Items from a dataset:
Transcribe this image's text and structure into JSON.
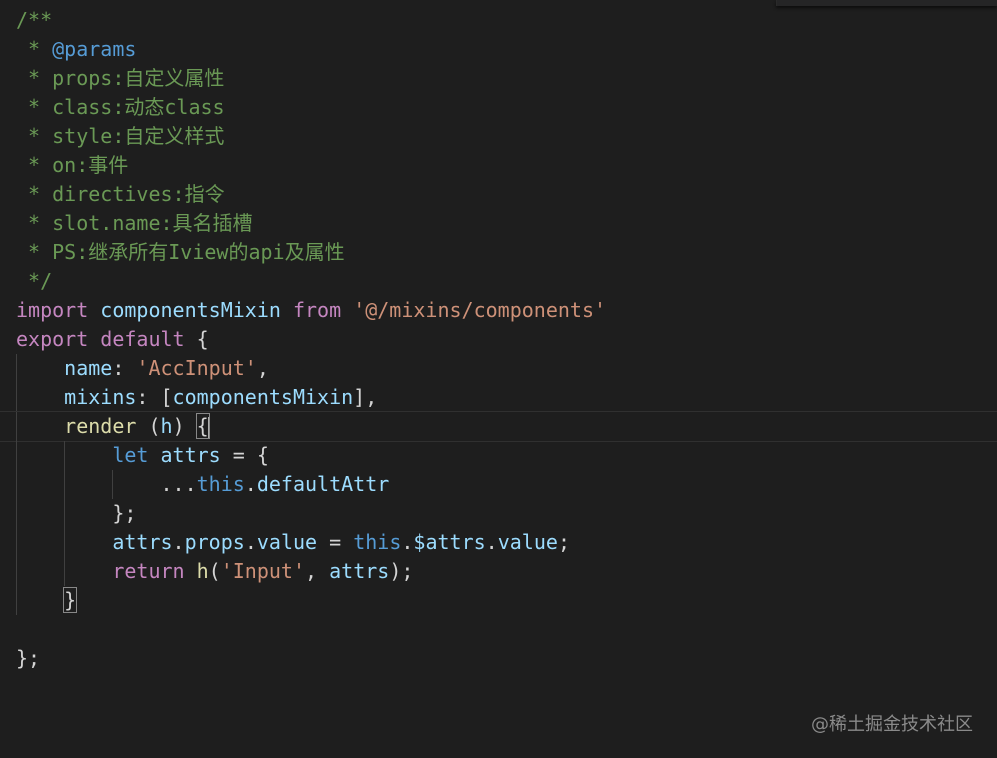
{
  "editor": {
    "lines": [
      {
        "tokens": [
          {
            "t": "/**",
            "c": "comment"
          }
        ]
      },
      {
        "tokens": [
          {
            "t": " * ",
            "c": "comment"
          },
          {
            "t": "@params",
            "c": "tag"
          }
        ]
      },
      {
        "tokens": [
          {
            "t": " * props:自定义属性",
            "c": "comment"
          }
        ]
      },
      {
        "tokens": [
          {
            "t": " * class:动态class",
            "c": "comment"
          }
        ]
      },
      {
        "tokens": [
          {
            "t": " * style:自定义样式",
            "c": "comment"
          }
        ]
      },
      {
        "tokens": [
          {
            "t": " * on:事件",
            "c": "comment"
          }
        ]
      },
      {
        "tokens": [
          {
            "t": " * directives:指令",
            "c": "comment"
          }
        ]
      },
      {
        "tokens": [
          {
            "t": " * slot.name:具名插槽",
            "c": "comment"
          }
        ]
      },
      {
        "tokens": [
          {
            "t": " * PS:继承所有Iview的api及属性",
            "c": "comment"
          }
        ]
      },
      {
        "tokens": [
          {
            "t": " */",
            "c": "comment"
          }
        ]
      },
      {
        "tokens": [
          {
            "t": "import",
            "c": "keyword"
          },
          {
            "t": " ",
            "c": "plain"
          },
          {
            "t": "componentsMixin",
            "c": "var"
          },
          {
            "t": " ",
            "c": "plain"
          },
          {
            "t": "from",
            "c": "keyword"
          },
          {
            "t": " ",
            "c": "plain"
          },
          {
            "t": "'@/mixins/components'",
            "c": "string"
          }
        ]
      },
      {
        "tokens": [
          {
            "t": "export",
            "c": "keyword"
          },
          {
            "t": " ",
            "c": "plain"
          },
          {
            "t": "default",
            "c": "keyword"
          },
          {
            "t": " {",
            "c": "plain"
          }
        ]
      },
      {
        "guides": 1,
        "tokens": [
          {
            "t": "    ",
            "c": "plain"
          },
          {
            "t": "name",
            "c": "var"
          },
          {
            "t": ": ",
            "c": "plain"
          },
          {
            "t": "'AccInput'",
            "c": "string"
          },
          {
            "t": ",",
            "c": "plain"
          }
        ]
      },
      {
        "guides": 1,
        "tokens": [
          {
            "t": "    ",
            "c": "plain"
          },
          {
            "t": "mixins",
            "c": "var"
          },
          {
            "t": ": [",
            "c": "plain"
          },
          {
            "t": "componentsMixin",
            "c": "var"
          },
          {
            "t": "],",
            "c": "plain"
          }
        ]
      },
      {
        "guides": 1,
        "current": true,
        "tokens": [
          {
            "t": "    ",
            "c": "plain"
          },
          {
            "t": "render",
            "c": "func"
          },
          {
            "t": " (",
            "c": "plain"
          },
          {
            "t": "h",
            "c": "var"
          },
          {
            "t": ") ",
            "c": "plain"
          },
          {
            "t": "{",
            "c": "plain",
            "match": true
          },
          {
            "t": "",
            "c": "cursor"
          }
        ]
      },
      {
        "guides": 2,
        "tokens": [
          {
            "t": "        ",
            "c": "plain"
          },
          {
            "t": "let",
            "c": "let"
          },
          {
            "t": " ",
            "c": "plain"
          },
          {
            "t": "attrs",
            "c": "var"
          },
          {
            "t": " = {",
            "c": "plain"
          }
        ]
      },
      {
        "guides": 3,
        "tokens": [
          {
            "t": "            ...",
            "c": "plain"
          },
          {
            "t": "this",
            "c": "this"
          },
          {
            "t": ".",
            "c": "plain"
          },
          {
            "t": "defaultAttr",
            "c": "var"
          }
        ]
      },
      {
        "guides": 2,
        "tokens": [
          {
            "t": "        };",
            "c": "plain"
          }
        ]
      },
      {
        "guides": 2,
        "tokens": [
          {
            "t": "        ",
            "c": "plain"
          },
          {
            "t": "attrs",
            "c": "var"
          },
          {
            "t": ".",
            "c": "plain"
          },
          {
            "t": "props",
            "c": "var"
          },
          {
            "t": ".",
            "c": "plain"
          },
          {
            "t": "value",
            "c": "var"
          },
          {
            "t": " = ",
            "c": "plain"
          },
          {
            "t": "this",
            "c": "this"
          },
          {
            "t": ".",
            "c": "plain"
          },
          {
            "t": "$attrs",
            "c": "var"
          },
          {
            "t": ".",
            "c": "plain"
          },
          {
            "t": "value",
            "c": "var"
          },
          {
            "t": ";",
            "c": "plain"
          }
        ]
      },
      {
        "guides": 2,
        "tokens": [
          {
            "t": "        ",
            "c": "plain"
          },
          {
            "t": "return",
            "c": "keyword"
          },
          {
            "t": " ",
            "c": "plain"
          },
          {
            "t": "h",
            "c": "func"
          },
          {
            "t": "(",
            "c": "plain"
          },
          {
            "t": "'Input'",
            "c": "string"
          },
          {
            "t": ", ",
            "c": "plain"
          },
          {
            "t": "attrs",
            "c": "var"
          },
          {
            "t": ");",
            "c": "plain"
          }
        ]
      },
      {
        "guides": 1,
        "tokens": [
          {
            "t": "    ",
            "c": "plain"
          },
          {
            "t": "}",
            "c": "plain",
            "match": true
          }
        ]
      },
      {
        "tokens": []
      },
      {
        "tokens": [
          {
            "t": "};",
            "c": "plain"
          }
        ]
      }
    ]
  },
  "watermark": {
    "text": "@稀土掘金技术社区"
  },
  "colors": {
    "background": "#1e1e1e",
    "comment": "#6a9955",
    "keyword": "#c586c0",
    "variable": "#9cdcfe",
    "string": "#ce9178",
    "function": "#dcdcaa",
    "this_keyword": "#569cd6"
  }
}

§ WORK TO BE COMPLETED:
Reproduce the data verbatim. Do not carry any picture into the copy.

§ WRITTEN RESPONSE:
Transcribe this image's text and structure into JSON.
{
  "editor": {
    "lines": [
      {
        "tokens": [
          {
            "t": "/**",
            "c": "comment"
          }
        ]
      },
      {
        "tokens": [
          {
            "t": " * ",
            "c": "comment"
          },
          {
            "t": "@params",
            "c": "tag"
          }
        ]
      },
      {
        "tokens": [
          {
            "t": " * props:自定义属性",
            "c": "comment"
          }
        ]
      },
      {
        "tokens": [
          {
            "t": " * class:动态class",
            "c": "comment"
          }
        ]
      },
      {
        "tokens": [
          {
            "t": " * style:自定义样式",
            "c": "comment"
          }
        ]
      },
      {
        "tokens": [
          {
            "t": " * on:事件",
            "c": "comment"
          }
        ]
      },
      {
        "tokens": [
          {
            "t": " * directives:指令",
            "c": "comment"
          }
        ]
      },
      {
        "tokens": [
          {
            "t": " * slot.name:具名插槽",
            "c": "comment"
          }
        ]
      },
      {
        "tokens": [
          {
            "t": " * PS:继承所有Iview的api及属性",
            "c": "comment"
          }
        ]
      },
      {
        "tokens": [
          {
            "t": " */",
            "c": "comment"
          }
        ]
      },
      {
        "tokens": [
          {
            "t": "import",
            "c": "keyword"
          },
          {
            "t": " ",
            "c": "plain"
          },
          {
            "t": "componentsMixin",
            "c": "var"
          },
          {
            "t": " ",
            "c": "plain"
          },
          {
            "t": "from",
            "c": "keyword"
          },
          {
            "t": " ",
            "c": "plain"
          },
          {
            "t": "'@/mixins/components'",
            "c": "string"
          }
        ]
      },
      {
        "tokens": [
          {
            "t": "export",
            "c": "keyword"
          },
          {
            "t": " ",
            "c": "plain"
          },
          {
            "t": "default",
            "c": "keyword"
          },
          {
            "t": " {",
            "c": "plain"
          }
        ]
      },
      {
        "guides": 1,
        "tokens": [
          {
            "t": "    ",
            "c": "plain"
          },
          {
            "t": "name",
            "c": "var"
          },
          {
            "t": ": ",
            "c": "plain"
          },
          {
            "t": "'AccInput'",
            "c": "string"
          },
          {
            "t": ",",
            "c": "plain"
          }
        ]
      },
      {
        "guides": 1,
        "tokens": [
          {
            "t": "    ",
            "c": "plain"
          },
          {
            "t": "mixins",
            "c": "var"
          },
          {
            "t": ": [",
            "c": "plain"
          },
          {
            "t": "componentsMixin",
            "c": "var"
          },
          {
            "t": "],",
            "c": "plain"
          }
        ]
      },
      {
        "guides": 1,
        "current": true,
        "tokens": [
          {
            "t": "    ",
            "c": "plain"
          },
          {
            "t": "render",
            "c": "func"
          },
          {
            "t": " (",
            "c": "plain"
          },
          {
            "t": "h",
            "c": "var"
          },
          {
            "t": ") ",
            "c": "plain"
          },
          {
            "t": "{",
            "c": "plain",
            "match": true
          },
          {
            "t": "",
            "c": "cursor"
          }
        ]
      },
      {
        "guides": 2,
        "tokens": [
          {
            "t": "        ",
            "c": "plain"
          },
          {
            "t": "let",
            "c": "let"
          },
          {
            "t": " ",
            "c": "plain"
          },
          {
            "t": "attrs",
            "c": "var"
          },
          {
            "t": " = {",
            "c": "plain"
          }
        ]
      },
      {
        "guides": 3,
        "tokens": [
          {
            "t": "            ...",
            "c": "plain"
          },
          {
            "t": "this",
            "c": "this"
          },
          {
            "t": ".",
            "c": "plain"
          },
          {
            "t": "defaultAttr",
            "c": "var"
          }
        ]
      },
      {
        "guides": 2,
        "tokens": [
          {
            "t": "        };",
            "c": "plain"
          }
        ]
      },
      {
        "guides": 2,
        "tokens": [
          {
            "t": "        ",
            "c": "plain"
          },
          {
            "t": "attrs",
            "c": "var"
          },
          {
            "t": ".",
            "c": "plain"
          },
          {
            "t": "props",
            "c": "var"
          },
          {
            "t": ".",
            "c": "plain"
          },
          {
            "t": "value",
            "c": "var"
          },
          {
            "t": " = ",
            "c": "plain"
          },
          {
            "t": "this",
            "c": "this"
          },
          {
            "t": ".",
            "c": "plain"
          },
          {
            "t": "$attrs",
            "c": "var"
          },
          {
            "t": ".",
            "c": "plain"
          },
          {
            "t": "value",
            "c": "var"
          },
          {
            "t": ";",
            "c": "plain"
          }
        ]
      },
      {
        "guides": 2,
        "tokens": [
          {
            "t": "        ",
            "c": "plain"
          },
          {
            "t": "return",
            "c": "keyword"
          },
          {
            "t": " ",
            "c": "plain"
          },
          {
            "t": "h",
            "c": "func"
          },
          {
            "t": "(",
            "c": "plain"
          },
          {
            "t": "'Input'",
            "c": "string"
          },
          {
            "t": ", ",
            "c": "plain"
          },
          {
            "t": "attrs",
            "c": "var"
          },
          {
            "t": ");",
            "c": "plain"
          }
        ]
      },
      {
        "guides": 1,
        "tokens": [
          {
            "t": "    ",
            "c": "plain"
          },
          {
            "t": "}",
            "c": "plain",
            "match": true
          }
        ]
      },
      {
        "tokens": []
      },
      {
        "tokens": [
          {
            "t": "};",
            "c": "plain"
          }
        ]
      }
    ]
  },
  "watermark": {
    "text": "@稀土掘金技术社区"
  },
  "colors": {
    "background": "#1e1e1e",
    "comment": "#6a9955",
    "keyword": "#c586c0",
    "variable": "#9cdcfe",
    "string": "#ce9178",
    "function": "#dcdcaa",
    "this_keyword": "#569cd6"
  }
}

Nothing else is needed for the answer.